> [EXERCISE GOAL]
Copy all entries without alteration and skip the pictures they hold.

# GIVEN RECORDS start

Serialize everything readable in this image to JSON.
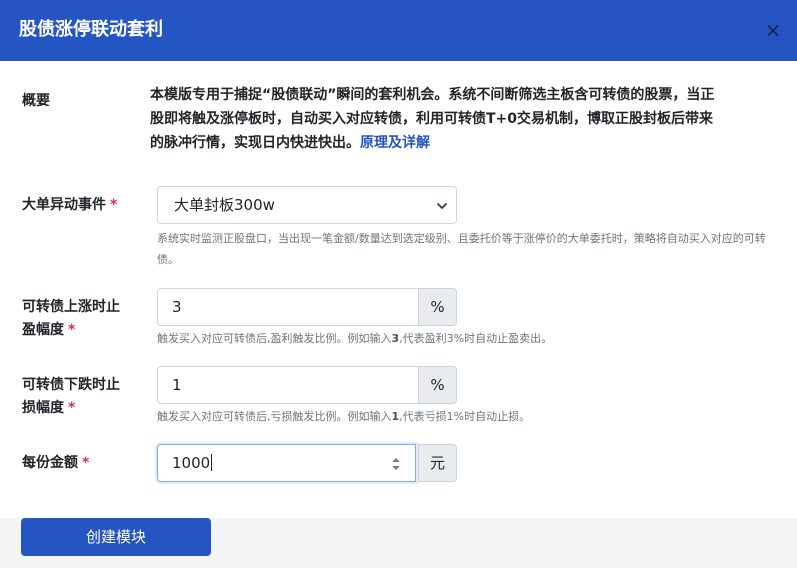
{
  "modal": {
    "title": "股债涨停联动套利",
    "close_glyph": "×"
  },
  "summary": {
    "label": "概要",
    "text": "本模版专用于捕捉“股债联动”瞬间的套利机会。系统不间断筛选主板含可转债的股票，当正股即将触及涨停板时，自动买入对应转债，利用可转债T+0交易机制，博取正股封板后带来的脉冲行情，实现日内快进快出。",
    "link": "原理及详解"
  },
  "event": {
    "label": "大单异动事件",
    "required_mark": "*",
    "selected": "大单封板300w",
    "help": "系统实时监测正股盘口，当出现一笔金额/数量达到选定级别、且委托价等于涨停价的大单委托时，策略将自动买入对应的可转债。"
  },
  "take_profit": {
    "label_line1": "可转债上涨时止",
    "label_line2": "盈幅度",
    "required_mark": "*",
    "value": "3",
    "unit": "%",
    "help_prefix": "触发买入对应可转债后,盈利触发比例。例如输入",
    "help_example": "3",
    "help_suffix": ",代表盈利3%时自动止盈卖出。"
  },
  "stop_loss": {
    "label_line1": "可转债下跌时止",
    "label_line2": "损幅度",
    "required_mark": "*",
    "value": "1",
    "unit": "%",
    "help_prefix": "触发买入对应可转债后,亏损触发比例。例如输入",
    "help_example": "1",
    "help_suffix": ",代表亏损1%时自动止损。"
  },
  "amount": {
    "label": "每份金额",
    "required_mark": "*",
    "value": "1000",
    "unit": "元"
  },
  "footer": {
    "create_label": "创建模块"
  },
  "icons": {
    "close": "close-icon",
    "select": "chevron-down-icon",
    "spinner": "spinner-arrows-icon"
  },
  "colors": {
    "header": "#2455c3",
    "primary_button": "#2455c3",
    "required": "#d63344",
    "link": "#2455c3"
  }
}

# GIVEN RECORDS end

> [WRITTEN ANSWER]
Serialize everything readable in this image to JSON.
{
  "modal": {
    "title": "股债涨停联动套利",
    "close_glyph": "×"
  },
  "summary": {
    "label": "概要",
    "text": "本模版专用于捕捉“股债联动”瞬间的套利机会。系统不间断筛选主板含可转债的股票，当正股即将触及涨停板时，自动买入对应转债，利用可转债T+0交易机制，博取正股封板后带来的脉冲行情，实现日内快进快出。",
    "link": "原理及详解"
  },
  "event": {
    "label": "大单异动事件",
    "required_mark": "*",
    "selected": "大单封板300w",
    "help": "系统实时监测正股盘口，当出现一笔金额/数量达到选定级别、且委托价等于涨停价的大单委托时，策略将自动买入对应的可转债。"
  },
  "take_profit": {
    "label_line1": "可转债上涨时止",
    "label_line2": "盈幅度",
    "required_mark": "*",
    "value": "3",
    "unit": "%",
    "help_prefix": "触发买入对应可转债后,盈利触发比例。例如输入",
    "help_example": "3",
    "help_suffix": ",代表盈利3%时自动止盈卖出。"
  },
  "stop_loss": {
    "label_line1": "可转债下跌时止",
    "label_line2": "损幅度",
    "required_mark": "*",
    "value": "1",
    "unit": "%",
    "help_prefix": "触发买入对应可转债后,亏损触发比例。例如输入",
    "help_example": "1",
    "help_suffix": ",代表亏损1%时自动止损。"
  },
  "amount": {
    "label": "每份金额",
    "required_mark": "*",
    "value": "1000",
    "unit": "元"
  },
  "footer": {
    "create_label": "创建模块"
  },
  "icons": {
    "close": "close-icon",
    "select": "chevron-down-icon",
    "spinner": "spinner-arrows-icon"
  },
  "colors": {
    "header": "#2455c3",
    "primary_button": "#2455c3",
    "required": "#d63344",
    "link": "#2455c3"
  }
}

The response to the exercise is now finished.